Retype all of the data exactly as given.

◆ GIVEN DATA
···

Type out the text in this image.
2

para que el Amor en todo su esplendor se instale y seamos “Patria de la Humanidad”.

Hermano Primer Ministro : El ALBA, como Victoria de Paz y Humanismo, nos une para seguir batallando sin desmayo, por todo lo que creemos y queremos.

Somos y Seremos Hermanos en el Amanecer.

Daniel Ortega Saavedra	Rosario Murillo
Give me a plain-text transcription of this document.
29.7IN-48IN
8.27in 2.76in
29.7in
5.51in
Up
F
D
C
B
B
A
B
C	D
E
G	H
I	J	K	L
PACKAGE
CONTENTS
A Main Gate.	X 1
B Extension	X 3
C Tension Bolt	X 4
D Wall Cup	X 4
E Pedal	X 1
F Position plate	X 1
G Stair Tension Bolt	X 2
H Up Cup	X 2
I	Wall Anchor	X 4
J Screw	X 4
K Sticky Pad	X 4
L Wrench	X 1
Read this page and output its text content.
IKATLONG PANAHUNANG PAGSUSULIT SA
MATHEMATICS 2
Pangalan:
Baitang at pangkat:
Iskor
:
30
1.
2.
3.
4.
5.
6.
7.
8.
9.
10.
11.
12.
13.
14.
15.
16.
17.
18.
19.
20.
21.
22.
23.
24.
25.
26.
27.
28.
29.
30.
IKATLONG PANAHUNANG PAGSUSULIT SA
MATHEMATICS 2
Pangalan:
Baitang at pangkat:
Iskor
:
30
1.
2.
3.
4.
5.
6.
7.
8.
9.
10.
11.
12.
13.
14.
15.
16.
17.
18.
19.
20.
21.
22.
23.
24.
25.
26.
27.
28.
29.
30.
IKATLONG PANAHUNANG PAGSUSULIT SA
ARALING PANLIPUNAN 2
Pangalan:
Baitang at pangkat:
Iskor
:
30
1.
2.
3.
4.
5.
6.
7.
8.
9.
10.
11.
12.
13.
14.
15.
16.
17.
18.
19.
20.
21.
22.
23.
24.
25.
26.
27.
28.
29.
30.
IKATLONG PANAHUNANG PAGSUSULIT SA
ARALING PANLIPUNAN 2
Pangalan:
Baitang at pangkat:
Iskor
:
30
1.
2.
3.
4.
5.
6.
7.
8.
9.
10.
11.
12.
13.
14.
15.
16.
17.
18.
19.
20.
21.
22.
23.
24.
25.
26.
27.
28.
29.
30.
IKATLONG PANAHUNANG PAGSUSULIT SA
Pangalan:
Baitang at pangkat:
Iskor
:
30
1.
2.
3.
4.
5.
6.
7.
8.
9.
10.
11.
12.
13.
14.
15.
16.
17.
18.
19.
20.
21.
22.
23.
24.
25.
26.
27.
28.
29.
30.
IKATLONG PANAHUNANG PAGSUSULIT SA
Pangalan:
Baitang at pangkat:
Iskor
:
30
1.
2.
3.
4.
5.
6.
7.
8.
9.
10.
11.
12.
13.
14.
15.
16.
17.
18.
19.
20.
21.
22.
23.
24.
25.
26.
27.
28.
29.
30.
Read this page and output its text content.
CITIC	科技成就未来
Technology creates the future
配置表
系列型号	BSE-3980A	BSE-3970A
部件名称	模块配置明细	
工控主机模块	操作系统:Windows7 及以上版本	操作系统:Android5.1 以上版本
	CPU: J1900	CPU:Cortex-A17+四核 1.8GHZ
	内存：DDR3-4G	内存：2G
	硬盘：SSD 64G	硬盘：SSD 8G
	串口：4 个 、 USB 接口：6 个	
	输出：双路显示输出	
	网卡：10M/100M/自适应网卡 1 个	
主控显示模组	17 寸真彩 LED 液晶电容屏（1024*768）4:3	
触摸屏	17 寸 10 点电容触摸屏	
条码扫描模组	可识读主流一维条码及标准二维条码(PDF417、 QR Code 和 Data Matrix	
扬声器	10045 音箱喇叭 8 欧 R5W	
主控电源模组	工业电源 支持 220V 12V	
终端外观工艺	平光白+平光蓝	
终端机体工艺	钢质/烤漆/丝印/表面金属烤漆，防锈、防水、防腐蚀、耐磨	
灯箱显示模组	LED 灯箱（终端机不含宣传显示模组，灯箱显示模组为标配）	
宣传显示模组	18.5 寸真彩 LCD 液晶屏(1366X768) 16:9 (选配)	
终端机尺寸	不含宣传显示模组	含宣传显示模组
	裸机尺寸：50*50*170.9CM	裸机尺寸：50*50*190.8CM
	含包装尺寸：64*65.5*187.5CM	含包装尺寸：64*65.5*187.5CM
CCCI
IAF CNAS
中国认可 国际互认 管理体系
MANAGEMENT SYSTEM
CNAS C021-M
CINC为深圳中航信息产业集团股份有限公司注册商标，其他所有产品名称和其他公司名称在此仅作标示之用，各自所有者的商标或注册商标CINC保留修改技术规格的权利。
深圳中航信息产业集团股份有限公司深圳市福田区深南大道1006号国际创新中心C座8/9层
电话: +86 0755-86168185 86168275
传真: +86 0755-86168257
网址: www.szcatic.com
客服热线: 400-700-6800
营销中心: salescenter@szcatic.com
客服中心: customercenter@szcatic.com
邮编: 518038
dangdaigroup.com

···

◆ COMPLETE RESPONSE
Type out the text in this image.
2

para que el Amor en todo su esplendor se instale y seamos “Patria de la Humanidad”.

Hermano Primer Ministro : El ALBA, como Victoria de Paz y Humanismo, nos une para seguir batallando sin desmayo, por todo lo que creemos y queremos.

Somos y Seremos Hermanos en el Amanecer.

Daniel Ortega Saavedra	Rosario Murillo
Give me a plain-text transcription of this document.
29.7IN-48IN
8.27in 2.76in
29.7in
5.51in
Up
F
D
C
B
B
A
B
C	D
E
G	H
I	J	K	L
PACKAGE
CONTENTS
A Main Gate.	X 1
B Extension	X 3
C Tension Bolt	X 4
D Wall Cup	X 4
E Pedal	X 1
F Position plate	X 1
G Stair Tension Bolt	X 2
H Up Cup	X 2
I	Wall Anchor	X 4
J Screw	X 4
K Sticky Pad	X 4
L Wrench	X 1
Read this page and output its text content.
IKATLONG PANAHUNANG PAGSUSULIT SA
MATHEMATICS 2
Pangalan:
Baitang at pangkat:
Iskor
:
30
1.
2.
3.
4.
5.
6.
7.
8.
9.
10.
11.
12.
13.
14.
15.
16.
17.
18.
19.
20.
21.
22.
23.
24.
25.
26.
27.
28.
29.
30.
IKATLONG PANAHUNANG PAGSUSULIT SA
MATHEMATICS 2
Pangalan:
Baitang at pangkat:
Iskor
:
30
1.
2.
3.
4.
5.
6.
7.
8.
9.
10.
11.
12.
13.
14.
15.
16.
17.
18.
19.
20.
21.
22.
23.
24.
25.
26.
27.
28.
29.
30.
IKATLONG PANAHUNANG PAGSUSULIT SA
ARALING PANLIPUNAN 2
Pangalan:
Baitang at pangkat:
Iskor
:
30
1.
2.
3.
4.
5.
6.
7.
8.
9.
10.
11.
12.
13.
14.
15.
16.
17.
18.
19.
20.
21.
22.
23.
24.
25.
26.
27.
28.
29.
30.
IKATLONG PANAHUNANG PAGSUSULIT SA
ARALING PANLIPUNAN 2
Pangalan:
Baitang at pangkat:
Iskor
:
30
1.
2.
3.
4.
5.
6.
7.
8.
9.
10.
11.
12.
13.
14.
15.
16.
17.
18.
19.
20.
21.
22.
23.
24.
25.
26.
27.
28.
29.
30.
IKATLONG PANAHUNANG PAGSUSULIT SA
Pangalan:
Baitang at pangkat:
Iskor
:
30
1.
2.
3.
4.
5.
6.
7.
8.
9.
10.
11.
12.
13.
14.
15.
16.
17.
18.
19.
20.
21.
22.
23.
24.
25.
26.
27.
28.
29.
30.
IKATLONG PANAHUNANG PAGSUSULIT SA
Pangalan:
Baitang at pangkat:
Iskor
:
30
1.
2.
3.
4.
5.
6.
7.
8.
9.
10.
11.
12.
13.
14.
15.
16.
17.
18.
19.
20.
21.
22.
23.
24.
25.
26.
27.
28.
29.
30.
Read this page and output its text content.
CITIC	科技成就未来
Technology creates the future
配置表
系列型号	BSE-3980A	BSE-3970A
部件名称	模块配置明细	
工控主机模块	操作系统:Windows7 及以上版本	操作系统:Android5.1 以上版本
	CPU: J1900	CPU:Cortex-A17+四核 1.8GHZ
	内存：DDR3-4G	内存：2G
	硬盘：SSD 64G	硬盘：SSD 8G
	串口：4 个 、 USB 接口：6 个	
	输出：双路显示输出	
	网卡：10M/100M/自适应网卡 1 个	
主控显示模组	17 寸真彩 LED 液晶电容屏（1024*768）4:3	
触摸屏	17 寸 10 点电容触摸屏	
条码扫描模组	可识读主流一维条码及标准二维条码(PDF417、 QR Code 和 Data Matrix	
扬声器	10045 音箱喇叭 8 欧 R5W	
主控电源模组	工业电源 支持 220V 12V	
终端外观工艺	平光白+平光蓝	
终端机体工艺	钢质/烤漆/丝印/表面金属烤漆，防锈、防水、防腐蚀、耐磨	
灯箱显示模组	LED 灯箱（终端机不含宣传显示模组，灯箱显示模组为标配）	
宣传显示模组	18.5 寸真彩 LCD 液晶屏(1366X768) 16:9 (选配)	
终端机尺寸	不含宣传显示模组	含宣传显示模组
	裸机尺寸：50*50*170.9CM	裸机尺寸：50*50*190.8CM
	含包装尺寸：64*65.5*187.5CM	含包装尺寸：64*65.5*187.5CM
CCCI
IAF CNAS
中国认可 国际互认 管理体系
MANAGEMENT SYSTEM
CNAS C021-M
CINC为深圳中航信息产业集团股份有限公司注册商标，其他所有产品名称和其他公司名称在此仅作标示之用，各自所有者的商标或注册商标CINC保留修改技术规格的权利。
深圳中航信息产业集团股份有限公司深圳市福田区深南大道1006号国际创新中心C座8/9层
电话: +86 0755-86168185 86168275
传真: +86 0755-86168257
网址: www.szcatic.com
客服热线: 400-700-6800
营销中心: salescenter@szcatic.com
客服中心: customercenter@szcatic.com
邮编: 518038
dangdaigroup.com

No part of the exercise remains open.